Determine how many lines carry the word "日ごとの最小". Output that number only.

- DATA FOR THIS EXERCISE -
* BEGIN *

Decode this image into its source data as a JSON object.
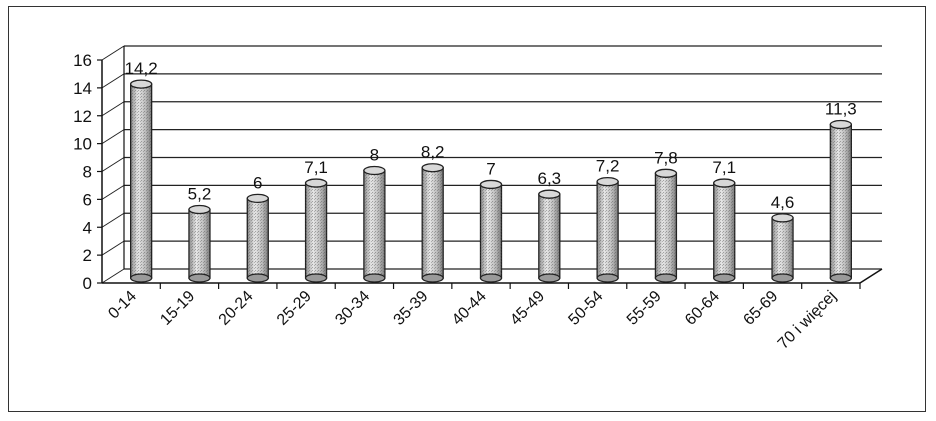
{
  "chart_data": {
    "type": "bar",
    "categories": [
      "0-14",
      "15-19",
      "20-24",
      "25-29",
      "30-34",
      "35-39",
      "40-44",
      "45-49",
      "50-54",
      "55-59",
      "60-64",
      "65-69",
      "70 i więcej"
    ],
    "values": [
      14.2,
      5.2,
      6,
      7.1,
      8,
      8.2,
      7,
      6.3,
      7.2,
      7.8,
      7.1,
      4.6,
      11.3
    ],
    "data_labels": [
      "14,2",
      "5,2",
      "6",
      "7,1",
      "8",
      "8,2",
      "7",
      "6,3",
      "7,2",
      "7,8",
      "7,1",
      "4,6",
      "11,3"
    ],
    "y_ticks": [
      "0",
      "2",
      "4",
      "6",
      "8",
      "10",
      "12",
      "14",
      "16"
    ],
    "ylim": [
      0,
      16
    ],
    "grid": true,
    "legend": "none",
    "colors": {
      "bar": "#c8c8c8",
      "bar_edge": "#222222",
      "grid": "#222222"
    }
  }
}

* END *
* BEGIN *

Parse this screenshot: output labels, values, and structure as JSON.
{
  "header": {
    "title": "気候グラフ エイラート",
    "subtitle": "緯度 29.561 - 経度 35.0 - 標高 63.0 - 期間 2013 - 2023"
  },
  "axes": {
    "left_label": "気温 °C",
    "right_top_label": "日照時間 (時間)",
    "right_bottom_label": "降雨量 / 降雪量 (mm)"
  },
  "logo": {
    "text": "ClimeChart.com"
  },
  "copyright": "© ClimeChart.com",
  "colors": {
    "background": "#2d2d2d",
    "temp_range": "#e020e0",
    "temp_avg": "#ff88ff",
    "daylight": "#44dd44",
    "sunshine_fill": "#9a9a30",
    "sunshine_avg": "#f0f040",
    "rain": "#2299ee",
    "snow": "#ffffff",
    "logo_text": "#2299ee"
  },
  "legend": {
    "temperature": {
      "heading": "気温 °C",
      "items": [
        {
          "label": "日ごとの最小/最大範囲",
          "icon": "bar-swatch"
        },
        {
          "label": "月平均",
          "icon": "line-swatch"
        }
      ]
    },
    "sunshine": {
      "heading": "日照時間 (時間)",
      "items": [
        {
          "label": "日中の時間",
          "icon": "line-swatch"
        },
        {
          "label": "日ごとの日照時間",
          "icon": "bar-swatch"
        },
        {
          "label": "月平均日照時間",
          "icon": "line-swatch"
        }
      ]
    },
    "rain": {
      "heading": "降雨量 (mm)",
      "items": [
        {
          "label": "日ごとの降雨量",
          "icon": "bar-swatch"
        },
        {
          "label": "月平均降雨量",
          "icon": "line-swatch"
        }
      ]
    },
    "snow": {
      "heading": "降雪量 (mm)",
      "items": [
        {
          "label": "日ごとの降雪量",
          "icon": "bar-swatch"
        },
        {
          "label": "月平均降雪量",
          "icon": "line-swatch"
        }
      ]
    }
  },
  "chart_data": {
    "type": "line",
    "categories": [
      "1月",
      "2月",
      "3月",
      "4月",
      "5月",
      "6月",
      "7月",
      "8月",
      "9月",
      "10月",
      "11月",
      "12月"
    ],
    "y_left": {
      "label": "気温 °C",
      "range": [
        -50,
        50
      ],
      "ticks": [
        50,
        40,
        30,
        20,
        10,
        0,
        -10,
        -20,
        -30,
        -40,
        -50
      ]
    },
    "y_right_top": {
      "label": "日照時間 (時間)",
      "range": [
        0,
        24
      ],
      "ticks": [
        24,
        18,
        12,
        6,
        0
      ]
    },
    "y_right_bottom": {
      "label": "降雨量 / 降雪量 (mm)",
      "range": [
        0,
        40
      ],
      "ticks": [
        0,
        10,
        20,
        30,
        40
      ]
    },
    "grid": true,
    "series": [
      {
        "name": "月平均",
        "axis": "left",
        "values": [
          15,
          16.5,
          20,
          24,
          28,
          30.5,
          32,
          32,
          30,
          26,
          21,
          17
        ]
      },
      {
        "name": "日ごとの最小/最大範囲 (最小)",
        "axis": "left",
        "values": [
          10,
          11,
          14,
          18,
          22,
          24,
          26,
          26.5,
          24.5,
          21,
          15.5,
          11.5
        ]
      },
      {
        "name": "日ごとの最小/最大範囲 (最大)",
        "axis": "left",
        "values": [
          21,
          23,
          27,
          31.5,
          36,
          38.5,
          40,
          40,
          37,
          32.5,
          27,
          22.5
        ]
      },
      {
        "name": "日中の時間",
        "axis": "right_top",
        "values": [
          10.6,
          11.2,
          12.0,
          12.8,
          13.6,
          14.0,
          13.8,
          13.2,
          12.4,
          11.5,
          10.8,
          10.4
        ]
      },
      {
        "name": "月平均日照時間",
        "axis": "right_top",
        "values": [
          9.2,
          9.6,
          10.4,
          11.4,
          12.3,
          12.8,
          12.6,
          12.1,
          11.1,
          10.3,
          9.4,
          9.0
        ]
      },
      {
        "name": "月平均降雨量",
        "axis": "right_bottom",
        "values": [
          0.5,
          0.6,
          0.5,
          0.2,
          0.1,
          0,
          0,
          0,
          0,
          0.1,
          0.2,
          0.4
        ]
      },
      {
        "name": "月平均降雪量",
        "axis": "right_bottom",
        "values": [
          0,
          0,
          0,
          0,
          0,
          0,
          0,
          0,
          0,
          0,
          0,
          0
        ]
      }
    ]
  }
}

* END *
* BEGIN *

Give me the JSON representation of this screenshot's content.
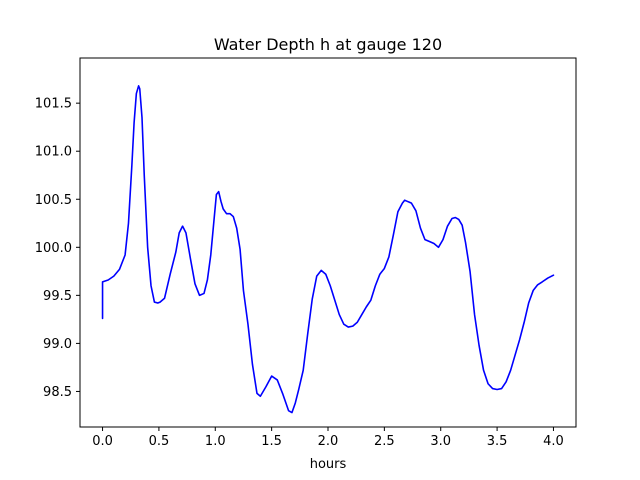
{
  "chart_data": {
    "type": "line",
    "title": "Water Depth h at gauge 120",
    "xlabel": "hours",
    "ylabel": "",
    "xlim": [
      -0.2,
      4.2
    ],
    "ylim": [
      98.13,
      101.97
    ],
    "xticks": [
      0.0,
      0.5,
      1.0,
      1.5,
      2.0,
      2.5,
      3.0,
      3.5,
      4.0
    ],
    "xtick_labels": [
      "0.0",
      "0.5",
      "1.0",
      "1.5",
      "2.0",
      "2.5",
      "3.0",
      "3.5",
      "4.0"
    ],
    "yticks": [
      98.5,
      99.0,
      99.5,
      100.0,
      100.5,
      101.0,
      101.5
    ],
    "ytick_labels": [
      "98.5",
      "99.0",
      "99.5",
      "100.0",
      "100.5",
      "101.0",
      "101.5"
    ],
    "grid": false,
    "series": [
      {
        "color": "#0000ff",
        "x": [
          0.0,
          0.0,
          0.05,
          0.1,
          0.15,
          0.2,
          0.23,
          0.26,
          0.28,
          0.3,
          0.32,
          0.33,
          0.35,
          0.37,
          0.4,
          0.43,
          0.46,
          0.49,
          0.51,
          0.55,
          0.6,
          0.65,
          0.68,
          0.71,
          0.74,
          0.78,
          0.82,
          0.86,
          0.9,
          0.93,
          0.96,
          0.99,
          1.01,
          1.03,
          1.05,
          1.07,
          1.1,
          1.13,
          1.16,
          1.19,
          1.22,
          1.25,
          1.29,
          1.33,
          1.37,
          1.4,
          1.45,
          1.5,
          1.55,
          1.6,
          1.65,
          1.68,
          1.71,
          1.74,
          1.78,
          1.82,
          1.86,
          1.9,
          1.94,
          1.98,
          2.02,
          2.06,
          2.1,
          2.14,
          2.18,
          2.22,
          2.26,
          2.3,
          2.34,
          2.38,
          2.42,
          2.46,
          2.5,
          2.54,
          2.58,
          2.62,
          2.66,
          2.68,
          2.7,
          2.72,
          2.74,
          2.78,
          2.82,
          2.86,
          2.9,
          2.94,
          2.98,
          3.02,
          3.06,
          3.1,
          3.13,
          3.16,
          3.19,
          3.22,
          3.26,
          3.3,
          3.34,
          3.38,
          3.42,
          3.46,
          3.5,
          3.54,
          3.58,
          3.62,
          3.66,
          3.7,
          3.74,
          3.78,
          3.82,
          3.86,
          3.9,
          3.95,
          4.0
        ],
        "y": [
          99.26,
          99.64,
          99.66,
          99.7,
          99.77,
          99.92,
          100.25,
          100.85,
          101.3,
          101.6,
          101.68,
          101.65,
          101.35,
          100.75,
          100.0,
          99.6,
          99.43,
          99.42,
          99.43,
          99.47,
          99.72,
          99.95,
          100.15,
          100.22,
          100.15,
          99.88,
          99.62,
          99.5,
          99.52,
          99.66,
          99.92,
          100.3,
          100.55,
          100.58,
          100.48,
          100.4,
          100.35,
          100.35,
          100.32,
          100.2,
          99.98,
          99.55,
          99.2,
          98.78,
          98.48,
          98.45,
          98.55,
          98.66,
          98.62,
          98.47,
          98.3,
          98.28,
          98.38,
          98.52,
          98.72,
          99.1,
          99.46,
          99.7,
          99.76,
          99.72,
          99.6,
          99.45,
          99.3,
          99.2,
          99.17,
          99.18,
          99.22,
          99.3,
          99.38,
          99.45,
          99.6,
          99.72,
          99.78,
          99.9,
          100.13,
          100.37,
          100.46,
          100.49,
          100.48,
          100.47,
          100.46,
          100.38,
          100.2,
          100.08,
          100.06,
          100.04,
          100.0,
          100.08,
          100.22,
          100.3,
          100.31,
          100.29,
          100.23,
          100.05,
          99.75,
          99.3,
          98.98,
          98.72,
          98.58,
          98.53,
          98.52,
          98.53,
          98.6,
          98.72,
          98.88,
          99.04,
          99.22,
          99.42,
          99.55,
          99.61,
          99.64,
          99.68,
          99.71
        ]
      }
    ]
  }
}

* END *

- TASK RESPONSE -
3